**Tareas del ejercicio**
1. Indique si cada afirmación concuerda con la reseña de Elefante blanco y cite las palabras de la reseña que lo deciden: (a) la introducción de la película dura casi 15 minutos; (b) la película trata de guerrillas; (c) la historia de amor resulta imprevisible.
2. Enumere todos los asuntos de los que, según la reseña de Elefante blanco, habla en realidad la película.

----- Fragmento del documento

Por Javier Pérez @JavPeMar

Es difícil conectar de inmediato con Elefante blanco. Se debe, más que nada, a que su introducción de casi 15 minutos es muy confusa y no acierta del todo a situar en tema. Por un lado, parecería que hablaría de guerrillas; por el otro, que su tema sería el rescate de alguien de las manos de una justicia arrolladora. Pero no.

En realidad la película de Pablo Trapero habla sobre las condiciones de miseria de las villas de la ciudad de Buenos Aires, con sus problemas de violencia y drogadicción. Y también de la labor de los sacerdotes para tratar de ofrecer ayuda a la comunidad aunque parezca imposible. Y todo en medio de una historia de amor, retorcida por las implicaciones que tiene pero previsible desde que los dos personajes involucrados se encuentran.

----------
----- Material para examinar

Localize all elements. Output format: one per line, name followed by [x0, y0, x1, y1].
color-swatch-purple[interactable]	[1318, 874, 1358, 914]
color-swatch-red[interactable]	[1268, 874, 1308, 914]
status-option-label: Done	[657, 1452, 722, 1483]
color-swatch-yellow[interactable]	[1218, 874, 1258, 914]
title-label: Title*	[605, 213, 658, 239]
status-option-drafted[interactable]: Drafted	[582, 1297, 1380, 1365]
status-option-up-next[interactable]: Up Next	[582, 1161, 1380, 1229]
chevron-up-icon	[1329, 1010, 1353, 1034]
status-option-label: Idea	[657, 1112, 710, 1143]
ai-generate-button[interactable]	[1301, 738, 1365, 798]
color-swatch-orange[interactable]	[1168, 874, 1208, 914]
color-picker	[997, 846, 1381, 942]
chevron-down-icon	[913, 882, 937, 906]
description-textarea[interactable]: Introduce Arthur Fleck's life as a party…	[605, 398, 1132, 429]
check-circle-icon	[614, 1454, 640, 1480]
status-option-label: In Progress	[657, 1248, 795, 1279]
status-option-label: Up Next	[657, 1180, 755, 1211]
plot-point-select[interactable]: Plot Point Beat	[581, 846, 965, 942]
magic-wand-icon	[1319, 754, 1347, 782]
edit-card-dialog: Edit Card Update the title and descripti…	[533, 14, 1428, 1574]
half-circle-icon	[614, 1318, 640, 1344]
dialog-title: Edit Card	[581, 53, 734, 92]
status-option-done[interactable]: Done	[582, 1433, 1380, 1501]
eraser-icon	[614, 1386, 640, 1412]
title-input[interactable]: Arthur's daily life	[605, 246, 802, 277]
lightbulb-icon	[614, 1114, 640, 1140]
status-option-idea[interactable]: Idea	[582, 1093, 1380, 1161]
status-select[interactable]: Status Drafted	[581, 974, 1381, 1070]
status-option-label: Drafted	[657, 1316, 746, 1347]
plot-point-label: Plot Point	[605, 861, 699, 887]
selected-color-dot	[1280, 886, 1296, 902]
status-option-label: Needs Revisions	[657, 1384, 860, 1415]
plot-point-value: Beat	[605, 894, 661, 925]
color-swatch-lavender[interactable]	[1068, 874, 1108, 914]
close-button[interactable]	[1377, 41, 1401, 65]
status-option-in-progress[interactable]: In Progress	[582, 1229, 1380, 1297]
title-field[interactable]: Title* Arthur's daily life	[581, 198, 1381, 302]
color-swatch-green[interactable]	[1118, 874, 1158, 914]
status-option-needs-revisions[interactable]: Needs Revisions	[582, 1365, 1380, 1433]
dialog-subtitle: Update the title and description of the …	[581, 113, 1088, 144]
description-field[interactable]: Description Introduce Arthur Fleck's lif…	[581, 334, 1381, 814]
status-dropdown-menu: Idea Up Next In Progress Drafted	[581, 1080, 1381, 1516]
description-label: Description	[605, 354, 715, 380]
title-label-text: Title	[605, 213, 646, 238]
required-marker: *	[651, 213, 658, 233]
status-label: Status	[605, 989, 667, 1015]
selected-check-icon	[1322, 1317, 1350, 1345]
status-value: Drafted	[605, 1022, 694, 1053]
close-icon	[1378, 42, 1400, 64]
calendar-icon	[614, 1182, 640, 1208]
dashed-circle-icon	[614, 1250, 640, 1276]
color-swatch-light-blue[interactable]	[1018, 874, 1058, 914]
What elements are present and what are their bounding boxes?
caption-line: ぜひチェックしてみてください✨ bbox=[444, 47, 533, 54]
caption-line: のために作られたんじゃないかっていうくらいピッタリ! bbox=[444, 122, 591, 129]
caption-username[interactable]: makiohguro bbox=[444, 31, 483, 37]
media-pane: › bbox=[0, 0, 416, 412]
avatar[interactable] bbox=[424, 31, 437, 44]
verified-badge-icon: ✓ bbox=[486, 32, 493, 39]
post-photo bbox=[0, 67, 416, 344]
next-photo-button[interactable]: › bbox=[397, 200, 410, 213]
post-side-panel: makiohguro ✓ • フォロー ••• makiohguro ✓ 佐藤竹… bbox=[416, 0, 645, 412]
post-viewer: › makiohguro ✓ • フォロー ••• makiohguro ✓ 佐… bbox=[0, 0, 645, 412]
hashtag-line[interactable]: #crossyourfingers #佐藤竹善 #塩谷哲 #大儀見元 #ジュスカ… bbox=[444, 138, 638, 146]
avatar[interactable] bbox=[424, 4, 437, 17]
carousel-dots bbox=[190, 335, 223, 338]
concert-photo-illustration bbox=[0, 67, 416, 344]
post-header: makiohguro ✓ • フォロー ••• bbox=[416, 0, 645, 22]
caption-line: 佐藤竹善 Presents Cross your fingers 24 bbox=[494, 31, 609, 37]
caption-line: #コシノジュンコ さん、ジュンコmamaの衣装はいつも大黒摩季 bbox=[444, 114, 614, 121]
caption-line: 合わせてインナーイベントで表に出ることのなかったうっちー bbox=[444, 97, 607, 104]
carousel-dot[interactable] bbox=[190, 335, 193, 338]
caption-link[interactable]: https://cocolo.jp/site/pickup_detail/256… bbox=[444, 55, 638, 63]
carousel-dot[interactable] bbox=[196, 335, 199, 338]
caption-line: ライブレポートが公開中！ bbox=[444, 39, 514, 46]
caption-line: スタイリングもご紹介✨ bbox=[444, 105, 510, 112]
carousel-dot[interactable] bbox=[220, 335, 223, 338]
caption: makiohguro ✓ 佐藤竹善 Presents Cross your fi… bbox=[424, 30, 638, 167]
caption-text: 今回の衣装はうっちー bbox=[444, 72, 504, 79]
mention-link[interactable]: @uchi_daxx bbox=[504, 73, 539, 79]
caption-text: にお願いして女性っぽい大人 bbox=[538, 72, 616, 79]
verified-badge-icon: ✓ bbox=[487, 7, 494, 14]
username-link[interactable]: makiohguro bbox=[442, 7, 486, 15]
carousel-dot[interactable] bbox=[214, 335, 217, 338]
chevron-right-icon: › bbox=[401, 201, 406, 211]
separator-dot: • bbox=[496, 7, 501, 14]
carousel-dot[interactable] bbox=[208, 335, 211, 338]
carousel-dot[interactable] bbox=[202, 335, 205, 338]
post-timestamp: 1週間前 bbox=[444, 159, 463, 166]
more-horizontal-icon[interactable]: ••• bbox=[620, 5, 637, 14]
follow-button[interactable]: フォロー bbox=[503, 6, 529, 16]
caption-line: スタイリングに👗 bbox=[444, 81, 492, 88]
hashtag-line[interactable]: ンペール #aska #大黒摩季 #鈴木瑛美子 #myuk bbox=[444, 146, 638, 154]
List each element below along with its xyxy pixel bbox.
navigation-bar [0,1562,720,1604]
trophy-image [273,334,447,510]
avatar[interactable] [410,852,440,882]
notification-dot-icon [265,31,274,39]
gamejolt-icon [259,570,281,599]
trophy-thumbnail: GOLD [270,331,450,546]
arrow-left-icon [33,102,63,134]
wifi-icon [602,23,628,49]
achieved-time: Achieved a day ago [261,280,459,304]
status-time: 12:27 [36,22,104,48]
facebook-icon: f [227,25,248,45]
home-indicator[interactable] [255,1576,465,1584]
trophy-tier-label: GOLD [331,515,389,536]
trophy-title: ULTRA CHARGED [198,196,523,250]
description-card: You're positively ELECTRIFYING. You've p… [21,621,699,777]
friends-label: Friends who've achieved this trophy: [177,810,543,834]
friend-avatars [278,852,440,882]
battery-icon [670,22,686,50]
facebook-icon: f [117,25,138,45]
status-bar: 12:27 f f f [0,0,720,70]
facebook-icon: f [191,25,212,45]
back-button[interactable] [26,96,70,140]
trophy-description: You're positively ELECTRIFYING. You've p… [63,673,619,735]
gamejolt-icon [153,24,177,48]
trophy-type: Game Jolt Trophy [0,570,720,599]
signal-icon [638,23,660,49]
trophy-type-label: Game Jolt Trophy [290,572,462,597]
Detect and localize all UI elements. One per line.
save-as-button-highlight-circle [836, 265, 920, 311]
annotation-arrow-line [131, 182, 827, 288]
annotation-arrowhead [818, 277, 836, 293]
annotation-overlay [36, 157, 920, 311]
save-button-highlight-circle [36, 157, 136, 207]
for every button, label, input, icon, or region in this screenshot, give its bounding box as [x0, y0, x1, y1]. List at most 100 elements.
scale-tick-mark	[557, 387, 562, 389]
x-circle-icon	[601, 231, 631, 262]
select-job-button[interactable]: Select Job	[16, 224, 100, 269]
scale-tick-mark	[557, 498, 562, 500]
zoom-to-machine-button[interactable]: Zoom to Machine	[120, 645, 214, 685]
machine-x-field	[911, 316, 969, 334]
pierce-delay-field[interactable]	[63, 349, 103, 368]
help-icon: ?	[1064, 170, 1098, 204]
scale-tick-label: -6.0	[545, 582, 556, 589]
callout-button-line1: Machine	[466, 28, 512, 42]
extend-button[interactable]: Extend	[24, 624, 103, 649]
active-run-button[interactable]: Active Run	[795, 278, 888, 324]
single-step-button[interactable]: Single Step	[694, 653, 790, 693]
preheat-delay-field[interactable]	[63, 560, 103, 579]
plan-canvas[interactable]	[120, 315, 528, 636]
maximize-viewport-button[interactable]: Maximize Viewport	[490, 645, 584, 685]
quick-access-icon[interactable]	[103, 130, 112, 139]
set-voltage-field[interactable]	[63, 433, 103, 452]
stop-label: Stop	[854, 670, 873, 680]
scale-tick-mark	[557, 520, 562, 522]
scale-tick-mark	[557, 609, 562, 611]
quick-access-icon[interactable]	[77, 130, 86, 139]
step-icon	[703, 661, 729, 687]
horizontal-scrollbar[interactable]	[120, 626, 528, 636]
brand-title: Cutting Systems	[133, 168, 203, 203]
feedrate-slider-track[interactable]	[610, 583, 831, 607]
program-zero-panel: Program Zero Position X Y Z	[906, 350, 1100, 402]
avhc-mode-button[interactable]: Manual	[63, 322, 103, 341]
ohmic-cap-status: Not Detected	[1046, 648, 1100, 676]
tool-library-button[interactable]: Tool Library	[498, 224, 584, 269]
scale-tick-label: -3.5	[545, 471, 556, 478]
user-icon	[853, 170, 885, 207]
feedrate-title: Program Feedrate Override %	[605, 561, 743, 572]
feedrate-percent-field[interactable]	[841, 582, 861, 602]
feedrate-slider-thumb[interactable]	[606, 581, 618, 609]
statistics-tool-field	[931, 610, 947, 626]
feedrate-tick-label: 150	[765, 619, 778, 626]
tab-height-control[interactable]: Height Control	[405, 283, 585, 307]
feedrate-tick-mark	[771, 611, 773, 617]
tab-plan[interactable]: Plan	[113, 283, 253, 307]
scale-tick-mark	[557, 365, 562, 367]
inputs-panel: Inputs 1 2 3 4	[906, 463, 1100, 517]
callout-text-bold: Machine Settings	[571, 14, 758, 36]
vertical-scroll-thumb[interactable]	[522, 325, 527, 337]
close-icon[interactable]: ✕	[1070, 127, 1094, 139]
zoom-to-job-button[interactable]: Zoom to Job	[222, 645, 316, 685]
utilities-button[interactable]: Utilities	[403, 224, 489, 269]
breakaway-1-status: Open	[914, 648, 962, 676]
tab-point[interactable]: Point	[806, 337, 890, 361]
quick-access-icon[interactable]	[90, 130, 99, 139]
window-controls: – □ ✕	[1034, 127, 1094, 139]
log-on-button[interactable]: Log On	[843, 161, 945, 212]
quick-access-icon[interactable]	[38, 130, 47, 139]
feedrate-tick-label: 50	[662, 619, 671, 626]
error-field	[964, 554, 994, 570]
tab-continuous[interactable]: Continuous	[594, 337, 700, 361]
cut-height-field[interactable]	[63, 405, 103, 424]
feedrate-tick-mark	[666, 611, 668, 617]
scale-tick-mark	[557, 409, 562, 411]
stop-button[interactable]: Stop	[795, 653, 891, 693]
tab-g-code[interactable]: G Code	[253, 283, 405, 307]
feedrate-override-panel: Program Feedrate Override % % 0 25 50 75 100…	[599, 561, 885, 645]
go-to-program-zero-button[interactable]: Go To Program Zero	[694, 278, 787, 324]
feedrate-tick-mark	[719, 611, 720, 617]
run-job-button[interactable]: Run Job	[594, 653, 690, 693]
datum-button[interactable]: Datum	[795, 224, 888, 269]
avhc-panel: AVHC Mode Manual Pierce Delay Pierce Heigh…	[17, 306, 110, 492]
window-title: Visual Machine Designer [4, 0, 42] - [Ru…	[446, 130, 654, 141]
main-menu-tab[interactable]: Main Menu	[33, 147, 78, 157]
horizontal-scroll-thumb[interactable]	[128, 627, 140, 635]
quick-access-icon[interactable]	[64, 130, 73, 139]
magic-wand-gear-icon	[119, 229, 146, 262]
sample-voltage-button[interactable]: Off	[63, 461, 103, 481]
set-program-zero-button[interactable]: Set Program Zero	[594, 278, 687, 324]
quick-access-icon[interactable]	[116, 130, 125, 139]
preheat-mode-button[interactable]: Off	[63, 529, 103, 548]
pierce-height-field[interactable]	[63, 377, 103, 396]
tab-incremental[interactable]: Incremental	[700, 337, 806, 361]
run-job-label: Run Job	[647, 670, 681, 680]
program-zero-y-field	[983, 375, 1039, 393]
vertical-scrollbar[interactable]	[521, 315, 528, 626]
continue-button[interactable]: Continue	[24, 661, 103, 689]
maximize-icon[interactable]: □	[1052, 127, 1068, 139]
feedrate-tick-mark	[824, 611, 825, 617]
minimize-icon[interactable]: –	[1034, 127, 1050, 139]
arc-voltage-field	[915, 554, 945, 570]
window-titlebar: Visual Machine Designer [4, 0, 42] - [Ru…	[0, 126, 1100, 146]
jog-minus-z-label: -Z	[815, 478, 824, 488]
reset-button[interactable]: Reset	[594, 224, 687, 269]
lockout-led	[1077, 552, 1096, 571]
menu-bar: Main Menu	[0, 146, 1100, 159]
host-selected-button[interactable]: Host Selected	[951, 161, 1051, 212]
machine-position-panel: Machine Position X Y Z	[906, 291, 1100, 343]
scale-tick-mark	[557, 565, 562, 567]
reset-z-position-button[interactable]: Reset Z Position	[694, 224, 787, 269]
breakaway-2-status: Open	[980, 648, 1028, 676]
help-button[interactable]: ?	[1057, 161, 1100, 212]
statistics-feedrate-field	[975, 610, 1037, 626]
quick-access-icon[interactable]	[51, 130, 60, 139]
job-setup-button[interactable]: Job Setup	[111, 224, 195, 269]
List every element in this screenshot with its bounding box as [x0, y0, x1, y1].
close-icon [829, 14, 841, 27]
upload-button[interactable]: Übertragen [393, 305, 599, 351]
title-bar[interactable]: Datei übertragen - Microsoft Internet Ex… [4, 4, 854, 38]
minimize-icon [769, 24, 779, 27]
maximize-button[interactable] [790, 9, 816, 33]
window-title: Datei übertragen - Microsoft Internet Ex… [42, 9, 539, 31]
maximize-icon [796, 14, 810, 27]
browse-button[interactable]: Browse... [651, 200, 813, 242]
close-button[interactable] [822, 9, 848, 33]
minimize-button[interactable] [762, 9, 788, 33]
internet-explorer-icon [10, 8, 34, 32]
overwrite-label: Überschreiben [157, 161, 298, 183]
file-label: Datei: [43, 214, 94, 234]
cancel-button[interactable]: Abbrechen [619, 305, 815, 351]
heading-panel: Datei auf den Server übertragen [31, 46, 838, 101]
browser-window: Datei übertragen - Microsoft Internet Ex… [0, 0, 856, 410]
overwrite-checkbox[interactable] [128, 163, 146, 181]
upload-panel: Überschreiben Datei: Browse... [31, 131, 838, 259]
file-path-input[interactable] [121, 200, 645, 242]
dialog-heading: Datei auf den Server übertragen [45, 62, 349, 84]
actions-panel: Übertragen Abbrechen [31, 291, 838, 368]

----------

**Soluciones del ejercicio**
1.
(a) Sí: "su introducción de casi 15 minutos es muy confusa".
(b) No: "En realidad la película de Pablo Trapero habla sobre las condiciones de miseria de las villas de la ciudad de Buenos Aires".
(c) No: "previsible desde que los dos personajes involucrados se encuentran".

2.
- Las condiciones de miseria de las villas de la ciudad de Buenos Aires
- La violencia
- La drogadicción
- La labor de los sacerdotes para tratar de ofrecer ayuda a la comunidad
- Una historia de amor